▶ _Stored data_:
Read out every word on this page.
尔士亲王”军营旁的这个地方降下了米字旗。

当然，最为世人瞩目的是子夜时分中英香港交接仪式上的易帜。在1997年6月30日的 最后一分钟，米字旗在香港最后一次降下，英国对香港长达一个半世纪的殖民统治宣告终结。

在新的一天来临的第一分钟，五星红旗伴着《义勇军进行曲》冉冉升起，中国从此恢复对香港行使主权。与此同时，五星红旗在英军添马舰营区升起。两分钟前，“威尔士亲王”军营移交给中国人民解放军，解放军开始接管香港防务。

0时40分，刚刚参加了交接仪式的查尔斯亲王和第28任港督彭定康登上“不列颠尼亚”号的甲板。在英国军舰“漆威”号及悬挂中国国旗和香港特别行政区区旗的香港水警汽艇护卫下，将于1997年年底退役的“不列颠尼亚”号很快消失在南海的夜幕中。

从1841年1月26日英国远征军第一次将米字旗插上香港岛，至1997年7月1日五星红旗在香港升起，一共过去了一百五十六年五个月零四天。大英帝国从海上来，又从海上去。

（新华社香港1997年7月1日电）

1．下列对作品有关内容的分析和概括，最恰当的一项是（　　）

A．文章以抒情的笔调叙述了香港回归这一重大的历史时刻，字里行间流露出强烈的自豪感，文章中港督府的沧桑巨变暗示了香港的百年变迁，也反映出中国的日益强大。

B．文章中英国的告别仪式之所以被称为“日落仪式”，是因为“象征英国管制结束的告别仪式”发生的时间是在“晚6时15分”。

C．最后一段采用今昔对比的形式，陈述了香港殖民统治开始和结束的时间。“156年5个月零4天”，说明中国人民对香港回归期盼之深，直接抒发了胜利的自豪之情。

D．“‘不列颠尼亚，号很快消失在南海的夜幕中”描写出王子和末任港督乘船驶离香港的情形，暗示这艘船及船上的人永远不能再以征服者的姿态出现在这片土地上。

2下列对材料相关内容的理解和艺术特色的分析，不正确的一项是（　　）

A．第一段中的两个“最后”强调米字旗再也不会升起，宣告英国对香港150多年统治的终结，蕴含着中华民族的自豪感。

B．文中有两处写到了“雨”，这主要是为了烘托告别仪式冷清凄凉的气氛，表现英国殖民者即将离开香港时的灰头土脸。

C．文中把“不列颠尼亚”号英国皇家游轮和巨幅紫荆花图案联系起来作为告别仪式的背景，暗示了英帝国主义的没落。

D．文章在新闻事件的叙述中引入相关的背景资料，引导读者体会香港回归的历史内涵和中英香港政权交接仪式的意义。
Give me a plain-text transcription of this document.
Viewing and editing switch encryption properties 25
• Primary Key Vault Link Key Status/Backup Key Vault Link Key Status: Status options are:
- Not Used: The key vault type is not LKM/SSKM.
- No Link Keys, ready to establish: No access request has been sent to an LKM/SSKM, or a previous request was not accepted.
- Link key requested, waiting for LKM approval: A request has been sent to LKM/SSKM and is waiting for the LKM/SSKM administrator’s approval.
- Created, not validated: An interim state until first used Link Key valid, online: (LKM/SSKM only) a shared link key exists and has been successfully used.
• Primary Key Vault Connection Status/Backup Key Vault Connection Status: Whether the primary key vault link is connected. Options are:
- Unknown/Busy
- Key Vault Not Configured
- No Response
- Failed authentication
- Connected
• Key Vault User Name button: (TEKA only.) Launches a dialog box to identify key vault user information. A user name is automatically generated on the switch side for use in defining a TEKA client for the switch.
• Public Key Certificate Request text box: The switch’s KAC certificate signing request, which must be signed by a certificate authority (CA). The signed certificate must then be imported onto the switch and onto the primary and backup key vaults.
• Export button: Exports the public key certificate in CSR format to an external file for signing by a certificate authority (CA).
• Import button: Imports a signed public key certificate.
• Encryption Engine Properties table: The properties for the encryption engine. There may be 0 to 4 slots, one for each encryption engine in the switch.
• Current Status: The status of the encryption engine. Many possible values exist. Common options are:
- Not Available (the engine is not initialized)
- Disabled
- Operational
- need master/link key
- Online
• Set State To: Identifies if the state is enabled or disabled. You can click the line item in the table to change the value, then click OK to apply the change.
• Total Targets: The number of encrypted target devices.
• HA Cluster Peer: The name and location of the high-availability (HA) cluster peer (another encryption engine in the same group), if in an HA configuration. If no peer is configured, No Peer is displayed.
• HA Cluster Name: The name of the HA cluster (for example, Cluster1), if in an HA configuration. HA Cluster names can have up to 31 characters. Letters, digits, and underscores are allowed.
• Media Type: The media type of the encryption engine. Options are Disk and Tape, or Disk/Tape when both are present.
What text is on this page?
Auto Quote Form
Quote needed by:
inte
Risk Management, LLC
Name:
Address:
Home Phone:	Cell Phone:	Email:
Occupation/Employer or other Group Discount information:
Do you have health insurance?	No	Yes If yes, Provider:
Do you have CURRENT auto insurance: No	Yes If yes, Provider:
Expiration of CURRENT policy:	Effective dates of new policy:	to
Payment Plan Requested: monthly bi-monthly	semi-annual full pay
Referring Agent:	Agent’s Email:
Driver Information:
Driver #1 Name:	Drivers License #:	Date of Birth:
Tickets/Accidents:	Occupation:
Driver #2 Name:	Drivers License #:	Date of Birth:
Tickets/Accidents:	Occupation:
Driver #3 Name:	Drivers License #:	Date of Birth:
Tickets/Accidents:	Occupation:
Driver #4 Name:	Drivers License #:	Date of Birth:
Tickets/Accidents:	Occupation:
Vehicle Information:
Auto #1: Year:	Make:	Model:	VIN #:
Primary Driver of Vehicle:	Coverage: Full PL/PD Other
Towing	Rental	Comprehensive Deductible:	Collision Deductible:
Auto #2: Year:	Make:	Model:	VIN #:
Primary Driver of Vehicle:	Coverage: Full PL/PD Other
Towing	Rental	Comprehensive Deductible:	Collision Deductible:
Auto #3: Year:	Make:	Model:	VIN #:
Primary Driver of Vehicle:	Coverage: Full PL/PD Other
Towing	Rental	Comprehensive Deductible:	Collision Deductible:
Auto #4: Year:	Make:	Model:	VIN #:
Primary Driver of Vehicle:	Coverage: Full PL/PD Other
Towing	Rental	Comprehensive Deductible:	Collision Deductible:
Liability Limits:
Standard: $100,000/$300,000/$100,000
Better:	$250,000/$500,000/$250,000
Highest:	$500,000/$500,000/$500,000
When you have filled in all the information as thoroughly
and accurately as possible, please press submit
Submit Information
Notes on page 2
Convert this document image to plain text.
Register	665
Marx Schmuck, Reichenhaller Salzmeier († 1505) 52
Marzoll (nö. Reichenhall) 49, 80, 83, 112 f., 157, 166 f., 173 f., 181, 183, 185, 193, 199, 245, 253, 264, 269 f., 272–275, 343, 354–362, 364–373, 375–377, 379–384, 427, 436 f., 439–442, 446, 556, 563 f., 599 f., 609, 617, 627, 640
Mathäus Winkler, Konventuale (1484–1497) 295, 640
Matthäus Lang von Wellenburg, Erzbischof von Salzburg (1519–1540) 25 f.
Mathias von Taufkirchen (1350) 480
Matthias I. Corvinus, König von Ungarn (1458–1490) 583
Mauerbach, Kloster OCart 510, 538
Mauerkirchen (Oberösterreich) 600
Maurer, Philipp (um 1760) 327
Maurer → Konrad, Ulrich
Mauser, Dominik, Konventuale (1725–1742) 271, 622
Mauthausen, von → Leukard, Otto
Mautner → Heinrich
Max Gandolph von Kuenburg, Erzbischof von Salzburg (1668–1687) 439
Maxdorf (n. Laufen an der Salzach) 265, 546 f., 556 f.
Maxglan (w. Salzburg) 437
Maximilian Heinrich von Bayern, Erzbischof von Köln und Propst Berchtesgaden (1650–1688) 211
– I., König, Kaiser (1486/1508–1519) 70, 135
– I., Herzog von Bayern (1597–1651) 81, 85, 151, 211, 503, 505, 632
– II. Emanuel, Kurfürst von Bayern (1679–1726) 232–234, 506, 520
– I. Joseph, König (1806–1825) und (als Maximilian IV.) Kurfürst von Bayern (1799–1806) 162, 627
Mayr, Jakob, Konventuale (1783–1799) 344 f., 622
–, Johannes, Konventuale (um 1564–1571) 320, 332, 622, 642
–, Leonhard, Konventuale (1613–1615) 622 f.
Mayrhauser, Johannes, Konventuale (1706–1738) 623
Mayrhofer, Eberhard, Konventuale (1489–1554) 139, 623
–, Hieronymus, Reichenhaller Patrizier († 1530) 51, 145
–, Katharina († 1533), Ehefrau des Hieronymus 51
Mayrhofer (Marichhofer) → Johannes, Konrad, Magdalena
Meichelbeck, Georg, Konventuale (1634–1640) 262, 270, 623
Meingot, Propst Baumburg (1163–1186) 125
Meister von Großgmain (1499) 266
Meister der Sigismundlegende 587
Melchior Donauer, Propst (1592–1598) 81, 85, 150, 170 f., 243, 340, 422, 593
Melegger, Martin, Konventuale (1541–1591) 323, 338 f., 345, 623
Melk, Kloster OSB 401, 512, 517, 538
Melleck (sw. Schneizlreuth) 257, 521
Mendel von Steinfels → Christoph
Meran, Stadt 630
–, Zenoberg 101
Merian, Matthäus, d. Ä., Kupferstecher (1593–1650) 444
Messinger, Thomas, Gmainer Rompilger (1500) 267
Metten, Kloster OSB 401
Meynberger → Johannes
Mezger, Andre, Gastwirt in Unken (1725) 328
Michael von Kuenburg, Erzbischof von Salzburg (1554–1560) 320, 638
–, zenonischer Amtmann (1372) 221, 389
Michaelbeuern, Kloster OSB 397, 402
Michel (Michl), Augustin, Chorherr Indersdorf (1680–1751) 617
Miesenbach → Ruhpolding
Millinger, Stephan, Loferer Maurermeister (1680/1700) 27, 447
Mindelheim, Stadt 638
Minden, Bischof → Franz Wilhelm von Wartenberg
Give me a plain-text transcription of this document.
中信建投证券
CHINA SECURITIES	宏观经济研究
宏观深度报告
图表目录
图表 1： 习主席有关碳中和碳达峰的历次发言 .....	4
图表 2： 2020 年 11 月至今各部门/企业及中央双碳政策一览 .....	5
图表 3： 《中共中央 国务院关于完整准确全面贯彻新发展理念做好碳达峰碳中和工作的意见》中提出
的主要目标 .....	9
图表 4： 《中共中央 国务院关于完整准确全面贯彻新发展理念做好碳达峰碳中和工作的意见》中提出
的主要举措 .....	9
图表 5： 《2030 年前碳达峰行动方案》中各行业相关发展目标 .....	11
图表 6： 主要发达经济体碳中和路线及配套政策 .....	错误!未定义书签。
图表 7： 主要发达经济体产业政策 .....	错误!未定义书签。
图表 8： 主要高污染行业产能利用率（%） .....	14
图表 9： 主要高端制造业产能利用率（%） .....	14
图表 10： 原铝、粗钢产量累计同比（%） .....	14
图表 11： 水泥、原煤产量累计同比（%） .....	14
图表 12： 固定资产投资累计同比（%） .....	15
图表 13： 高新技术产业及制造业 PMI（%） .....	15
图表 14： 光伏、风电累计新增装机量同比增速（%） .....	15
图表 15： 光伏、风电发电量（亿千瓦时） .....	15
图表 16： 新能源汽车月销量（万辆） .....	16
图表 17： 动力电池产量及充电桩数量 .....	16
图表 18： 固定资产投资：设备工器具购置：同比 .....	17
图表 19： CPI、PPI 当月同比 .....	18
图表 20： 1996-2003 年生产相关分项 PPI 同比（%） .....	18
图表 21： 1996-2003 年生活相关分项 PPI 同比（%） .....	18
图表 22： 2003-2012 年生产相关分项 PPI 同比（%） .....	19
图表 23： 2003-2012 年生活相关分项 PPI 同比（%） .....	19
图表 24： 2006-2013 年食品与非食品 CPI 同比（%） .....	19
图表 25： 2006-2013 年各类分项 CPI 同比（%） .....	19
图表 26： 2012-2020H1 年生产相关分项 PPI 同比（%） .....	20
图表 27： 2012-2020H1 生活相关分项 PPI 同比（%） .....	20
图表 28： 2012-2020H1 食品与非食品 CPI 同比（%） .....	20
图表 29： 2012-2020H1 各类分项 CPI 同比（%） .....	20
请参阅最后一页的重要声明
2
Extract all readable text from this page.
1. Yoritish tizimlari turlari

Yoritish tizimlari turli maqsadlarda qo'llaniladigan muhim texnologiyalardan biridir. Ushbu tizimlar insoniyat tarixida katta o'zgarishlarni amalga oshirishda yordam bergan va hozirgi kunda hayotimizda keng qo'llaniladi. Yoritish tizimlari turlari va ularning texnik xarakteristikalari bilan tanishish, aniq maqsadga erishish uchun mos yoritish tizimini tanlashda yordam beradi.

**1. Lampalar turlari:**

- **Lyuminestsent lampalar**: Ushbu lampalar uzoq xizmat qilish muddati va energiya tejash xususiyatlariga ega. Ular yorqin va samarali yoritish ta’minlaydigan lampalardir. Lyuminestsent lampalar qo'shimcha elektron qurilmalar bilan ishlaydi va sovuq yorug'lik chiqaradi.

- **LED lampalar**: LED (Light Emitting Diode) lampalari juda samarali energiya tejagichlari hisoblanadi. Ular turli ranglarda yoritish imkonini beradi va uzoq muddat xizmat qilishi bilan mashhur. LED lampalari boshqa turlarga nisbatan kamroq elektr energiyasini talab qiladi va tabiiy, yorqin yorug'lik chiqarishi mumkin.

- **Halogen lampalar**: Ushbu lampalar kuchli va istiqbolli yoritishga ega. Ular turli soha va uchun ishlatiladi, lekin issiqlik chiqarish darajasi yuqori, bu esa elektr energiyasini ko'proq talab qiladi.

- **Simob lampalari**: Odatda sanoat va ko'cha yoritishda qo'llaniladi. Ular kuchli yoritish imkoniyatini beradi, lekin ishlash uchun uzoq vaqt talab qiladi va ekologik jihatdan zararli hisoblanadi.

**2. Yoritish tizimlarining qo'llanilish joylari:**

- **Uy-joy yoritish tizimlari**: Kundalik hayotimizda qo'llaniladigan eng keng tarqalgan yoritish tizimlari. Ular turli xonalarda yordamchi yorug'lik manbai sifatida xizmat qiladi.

▶ _Instruction_: From the data, pick out every line that includes "authority".

▶ _Answer for this exercise_:
• Public Key Certificate Request text box: The switch’s KAC certificate signing request, which must be signed by a certificate authority (CA). The signed certificate must then be imported onto the switch and onto the primary and backup key vaults.
• Export button: Exports the public key certificate in CSR format to an external file for signing by a certificate authority (CA).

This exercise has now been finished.